### Data section
= Beginning of Section =
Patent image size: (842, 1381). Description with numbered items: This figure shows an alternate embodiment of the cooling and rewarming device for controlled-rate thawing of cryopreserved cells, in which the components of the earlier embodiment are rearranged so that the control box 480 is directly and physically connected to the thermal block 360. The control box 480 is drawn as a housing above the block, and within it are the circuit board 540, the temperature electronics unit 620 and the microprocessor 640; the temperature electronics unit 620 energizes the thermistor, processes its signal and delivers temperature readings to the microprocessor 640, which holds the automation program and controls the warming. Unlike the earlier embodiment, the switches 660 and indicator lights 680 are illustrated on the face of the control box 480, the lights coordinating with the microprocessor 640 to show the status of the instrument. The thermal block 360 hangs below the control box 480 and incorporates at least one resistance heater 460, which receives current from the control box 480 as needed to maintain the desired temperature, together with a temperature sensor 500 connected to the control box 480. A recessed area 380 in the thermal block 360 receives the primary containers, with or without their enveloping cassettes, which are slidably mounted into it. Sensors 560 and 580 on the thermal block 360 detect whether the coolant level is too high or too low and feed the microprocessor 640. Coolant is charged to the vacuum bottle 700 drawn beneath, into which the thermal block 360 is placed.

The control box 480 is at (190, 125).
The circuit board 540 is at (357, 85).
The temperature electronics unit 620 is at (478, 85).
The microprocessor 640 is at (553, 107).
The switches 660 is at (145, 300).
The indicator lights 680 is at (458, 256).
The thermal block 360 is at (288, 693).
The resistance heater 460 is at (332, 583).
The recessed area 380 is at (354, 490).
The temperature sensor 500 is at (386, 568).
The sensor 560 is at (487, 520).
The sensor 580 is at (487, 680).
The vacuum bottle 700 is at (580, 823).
= End of Section =
Output every entry exactly.

### Solved exercise
Patent image size: (842, 1381). Description with numbered items: This figure shows an alternate embodiment of the cooling and rewarming device for controlled-rate thawing of cryopreserved cells, in which the components of the earlier embodiment are rearranged so that the control box 480 is directly and physically connected to the thermal block 360. The control box 480 is drawn as a housing above the block, and within it are the circuit board 540, the temperature electronics unit 620 and the microprocessor 640; the temperature electronics unit 620 energizes the thermistor, processes its signal and delivers temperature readings to the microprocessor 640, which holds the automation program and controls the warming. Unlike the earlier embodiment, the switches 660 and indicator lights 680 are illustrated on the face of the control box 480, the lights coordinating with the microprocessor 640 to show the status of the instrument. The thermal block 360 hangs below the control box 480 and incorporates at least one resistance heater 460, which receives current from the control box 480 as needed to maintain the desired temperature, together with a temperature sensor 500 connected to the control box 480. A recessed area 380 in the thermal block 360 receives the primary containers, with or without their enveloping cassettes, which are slidably mounted into it. Sensors 560 and 580 on the thermal block 360 detect whether the coolant level is too high or too low and feed the microprocessor 640. Coolant is charged to the vacuum bottle 700 drawn beneath, into which the thermal block 360 is placed.

The control box 480 is at (190, 125).
The circuit board 540 is at (357, 85).
The temperature electronics unit 620 is at (478, 85).
The microprocessor 640 is at (553, 107).
The switches 660 is at (145, 300).
The indicator lights 680 is at (458, 256).
The thermal block 360 is at (288, 693).
The resistance heater 460 is at (332, 583).
The recessed area 380 is at (354, 490).
The temperature sensor 500 is at (386, 568).
The sensor 560 is at (487, 520).
The sensor 580 is at (487, 680).
The vacuum bottle 700 is at (580, 823).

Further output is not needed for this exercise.